--- start of Input data ---

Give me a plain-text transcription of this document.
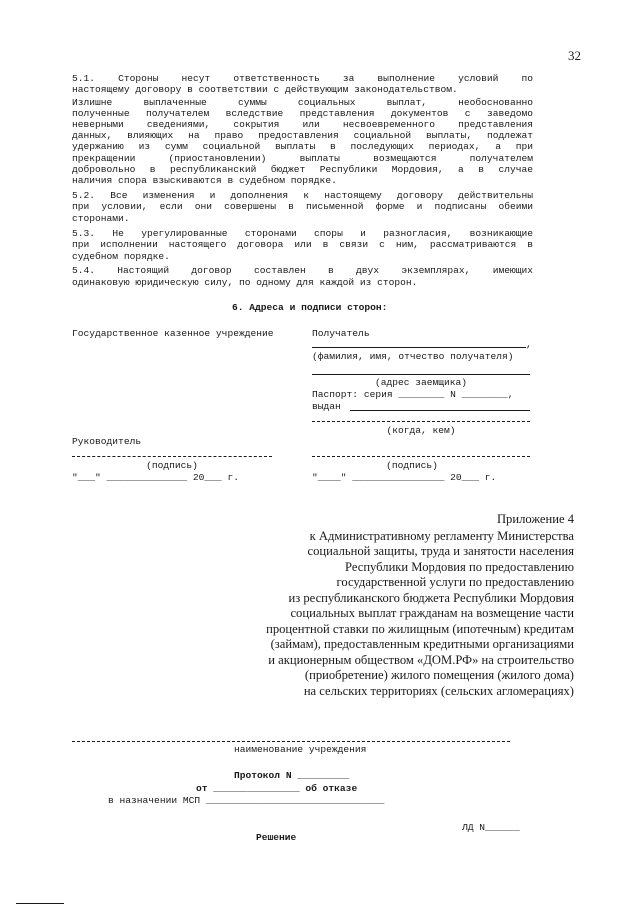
32
5.1. Стороны несут ответственность за выполнение условий по
настоящему договору в соответствии с действующим законодательством.
Излишне выплаченные суммы социальных выплат, необоснованно
полученные получателем вследствие представления документов с заведомо
неверными сведениями, сокрытия или несвоевременного представления
данных, влияющих на право предоставления социальной выплаты, подлежат
удержанию из сумм социальной выплаты в последующих периодах, а при
прекращении (приостановлении) выплаты возмещаются получателем
добровольно в республиканский бюджет Республики Мордовия, а в случае
наличия спора взыскиваются в судебном порядке.
5.2. Все изменения и дополнения к настоящему договору действительны
при условии, если они совершены в письменной форме и подписаны обеими
сторонами.
5.3. Не урегулированные сторонами споры и разногласия, возникающие
при исполнении настоящего договора или в связи с ним, рассматриваются в
судебном порядке.
5.4. Настоящий договор составлен в двух экземплярах, имеющих
одинаковую юридическую силу, по одному для каждой из сторон.
6. Адреса и подписи сторон:
Государственное казенное учреждение	Получатель
,
(фамилия, имя, отчество получателя)
(адрес заемщика)
Паспорт: серия ________ N ________,
выдан
(когда, кем)
Руководитель
(подпись)	(подпись)
"___" ______________ 20___ г.	"____" ________________ 20___ г.
Приложение 4
к Административному регламенту Министерства
социальной защиты, труда и занятости населения
Республики Мордовия по предоставлению
государственной услуги по предоставлению
из республиканского бюджета Республики Мордовия
социальных выплат гражданам на возмещение части
процентной ставки по жилищным (ипотечным) кредитам
(займам), предоставленным кредитными организациями
и акционерным обществом «ДОМ.РФ» на строительство
(приобретение) жилого помещения (жилого дома)
на сельских территориях (сельских агломерациях)
наименование учреждения
Протокол N _________
от _______________ об отказе
в назначении МСП _______________________________
ЛД N______
Решение
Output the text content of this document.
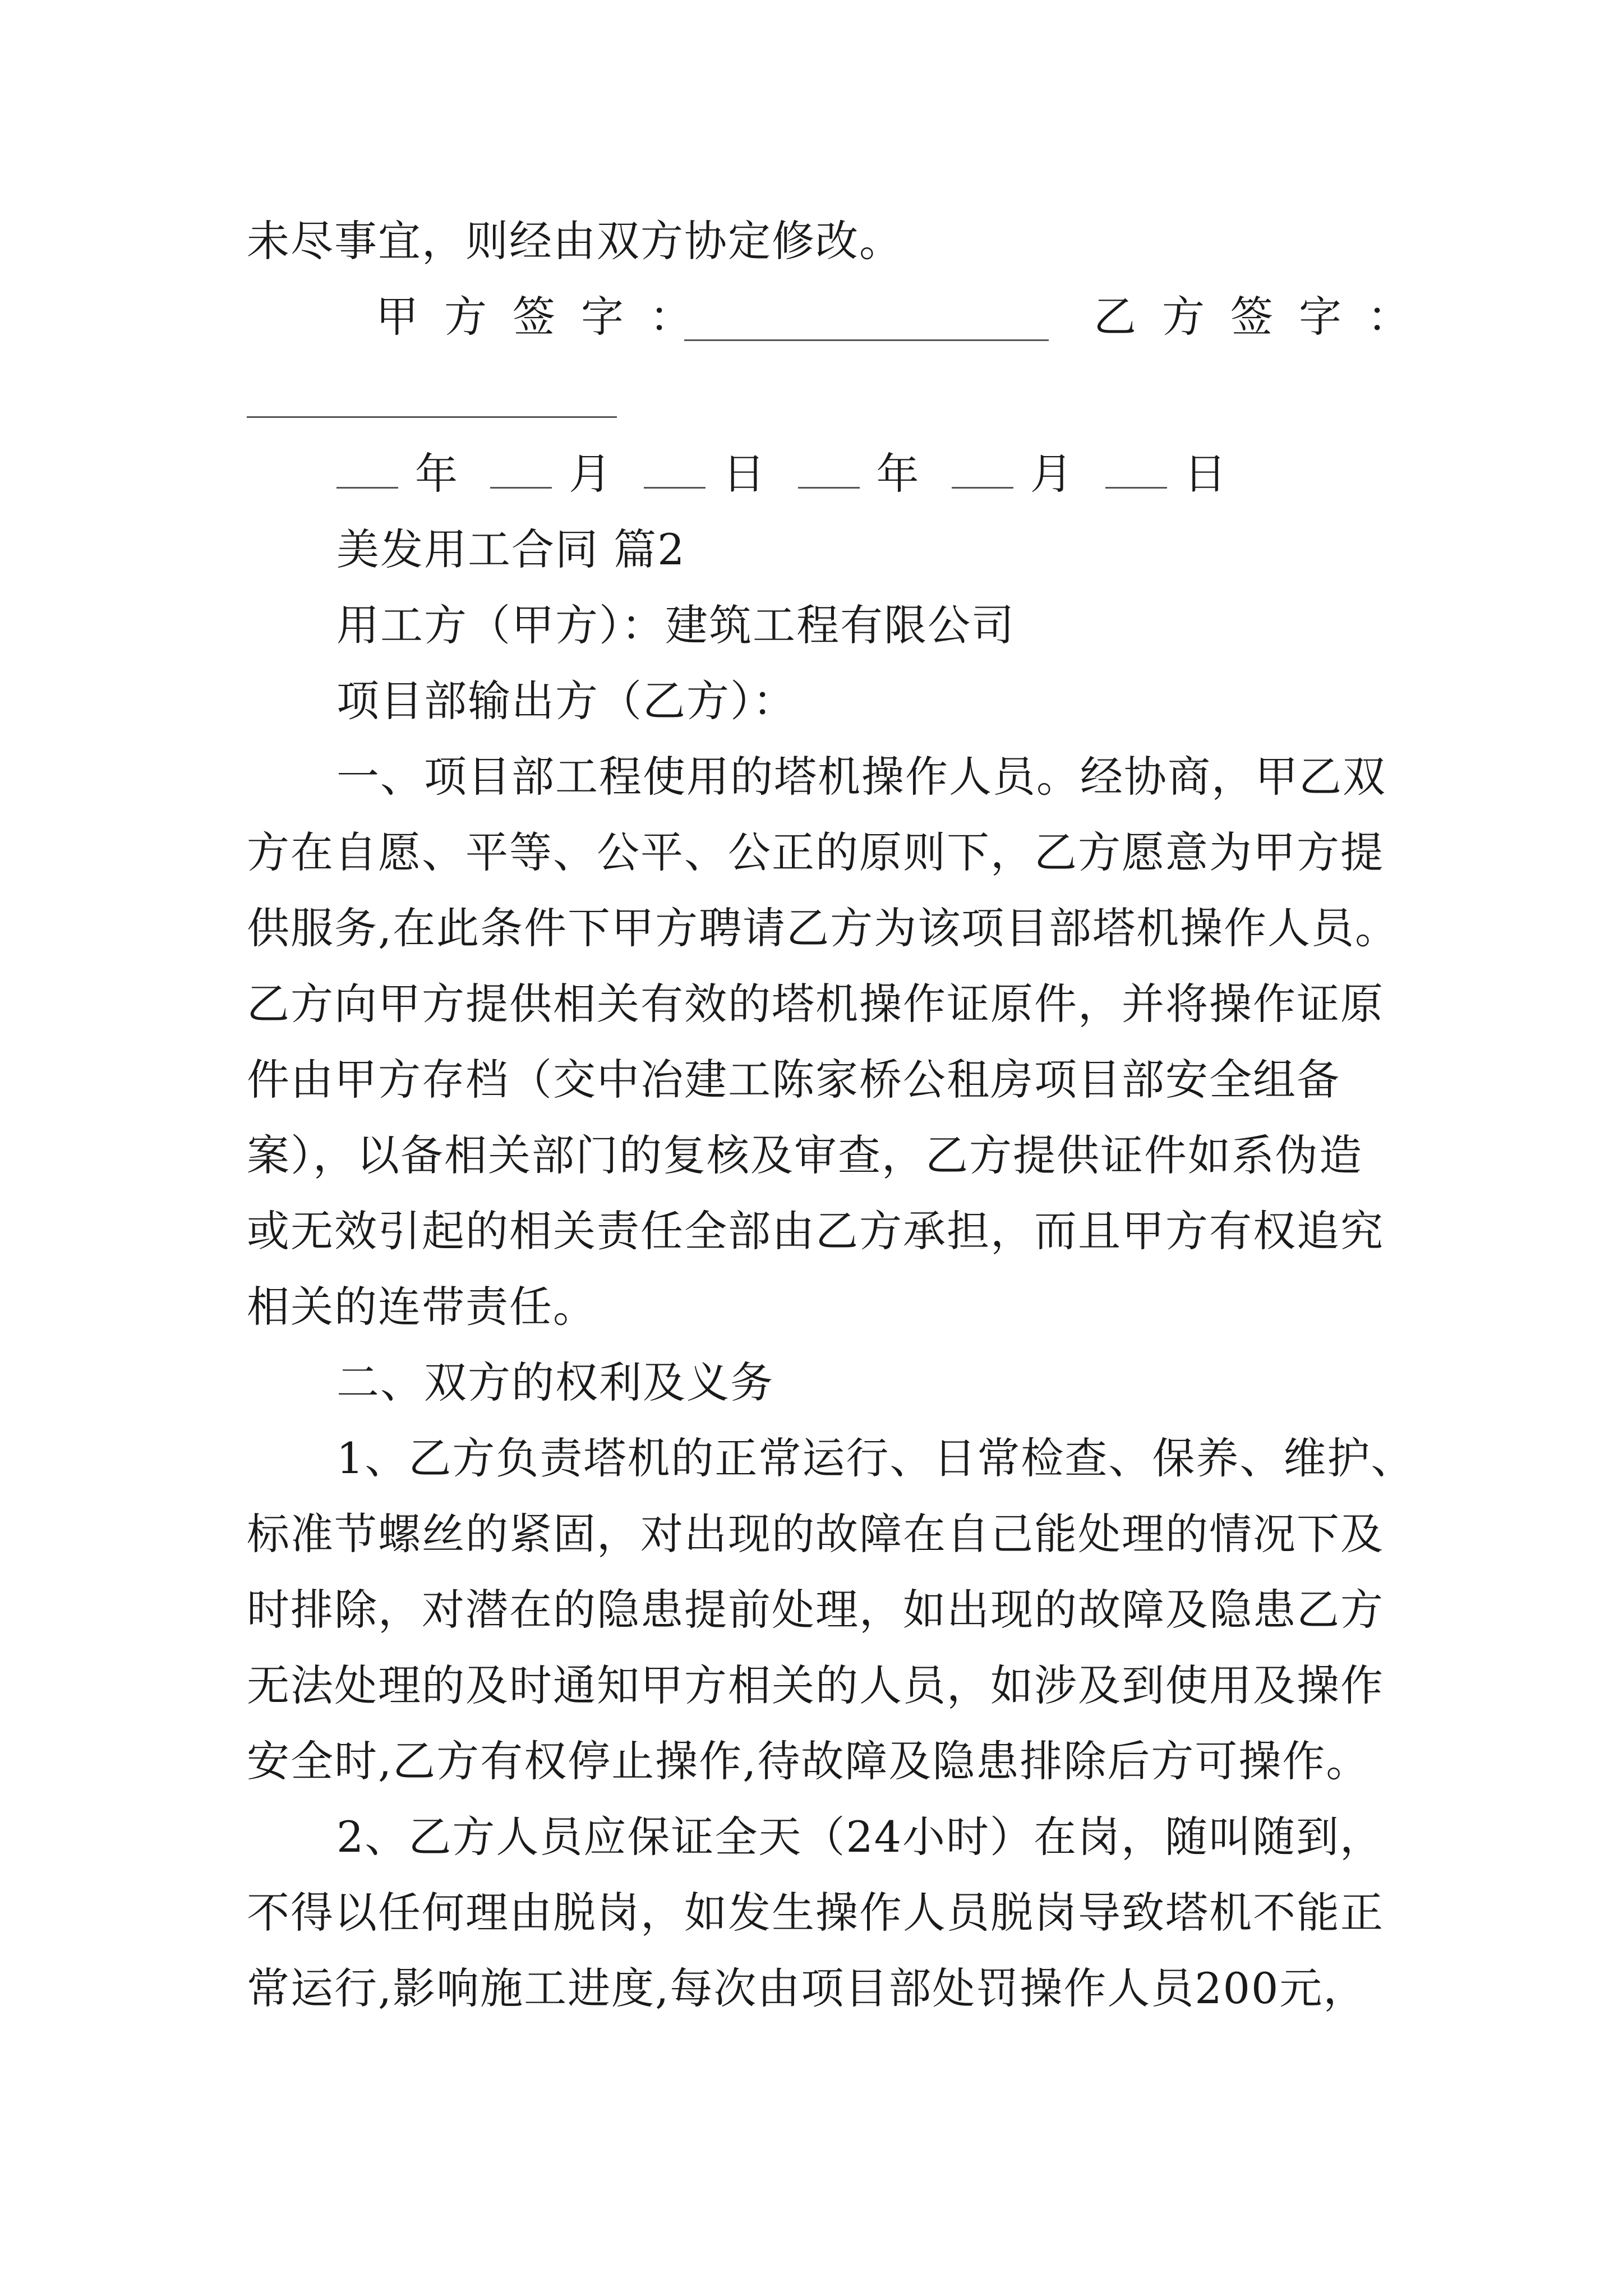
未尽事宜，则经由双方协定修改。
甲方签字：	乙方签字：
年	月	日	年	月	日
美发用工合同 篇2
用工方（甲方）：建筑工程有限公司
项目部输出方（乙方）：
一、项目部工程使用的塔机操作人员。经协商，甲乙双
方在自愿、平等、公平、公正的原则下，乙方愿意为甲方提
供服务,在此条件下甲方聘请乙方为该项目部塔机操作人员。
乙方向甲方提供相关有效的塔机操作证原件，并将操作证原
件由甲方存档（交中冶建工陈家桥公租房项目部安全组备
案），以备相关部门的复核及审查，乙方提供证件如系伪造
或无效引起的相关责任全部由乙方承担，而且甲方有权追究
相关的连带责任。
二、双方的权利及义务
1、乙方负责塔机的正常运行、日常检查、保养、维护、
标准节螺丝的紧固，对出现的故障在自己能处理的情况下及
时排除，对潜在的隐患提前处理，如出现的故障及隐患乙方
无法处理的及时通知甲方相关的人员，如涉及到使用及操作
安全时,乙方有权停止操作,待故障及隐患排除后方可操作。
2、乙方人员应保证全天（24小时）在岗，随叫随到，
不得以任何理由脱岗，如发生操作人员脱岗导致塔机不能正
常运行,影响施工进度,每次由项目部处罚操作人员200元，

--- end of Input data ---

* Exercise instructions *
Copy, exactly and exclusively, the lines beginning with the one that contains "Output the text content of this document." and ending with the last line of the listing; pictures are to be omitted.

* Solution to this task *
Output the text content of this document.
未尽事宜，则经由双方协定修改。
甲方签字：	乙方签字：
年	月	日	年	月	日
美发用工合同 篇2
用工方（甲方）：建筑工程有限公司
项目部输出方（乙方）：
一、项目部工程使用的塔机操作人员。经协商，甲乙双
方在自愿、平等、公平、公正的原则下，乙方愿意为甲方提
供服务,在此条件下甲方聘请乙方为该项目部塔机操作人员。
乙方向甲方提供相关有效的塔机操作证原件，并将操作证原
件由甲方存档（交中冶建工陈家桥公租房项目部安全组备
案），以备相关部门的复核及审查，乙方提供证件如系伪造
或无效引起的相关责任全部由乙方承担，而且甲方有权追究
相关的连带责任。
二、双方的权利及义务
1、乙方负责塔机的正常运行、日常检查、保养、维护、
标准节螺丝的紧固，对出现的故障在自己能处理的情况下及
时排除，对潜在的隐患提前处理，如出现的故障及隐患乙方
无法处理的及时通知甲方相关的人员，如涉及到使用及操作
安全时,乙方有权停止操作,待故障及隐患排除后方可操作。
2、乙方人员应保证全天（24小时）在岗，随叫随到，
不得以任何理由脱岗，如发生操作人员脱岗导致塔机不能正
常运行,影响施工进度,每次由项目部处罚操作人员200元，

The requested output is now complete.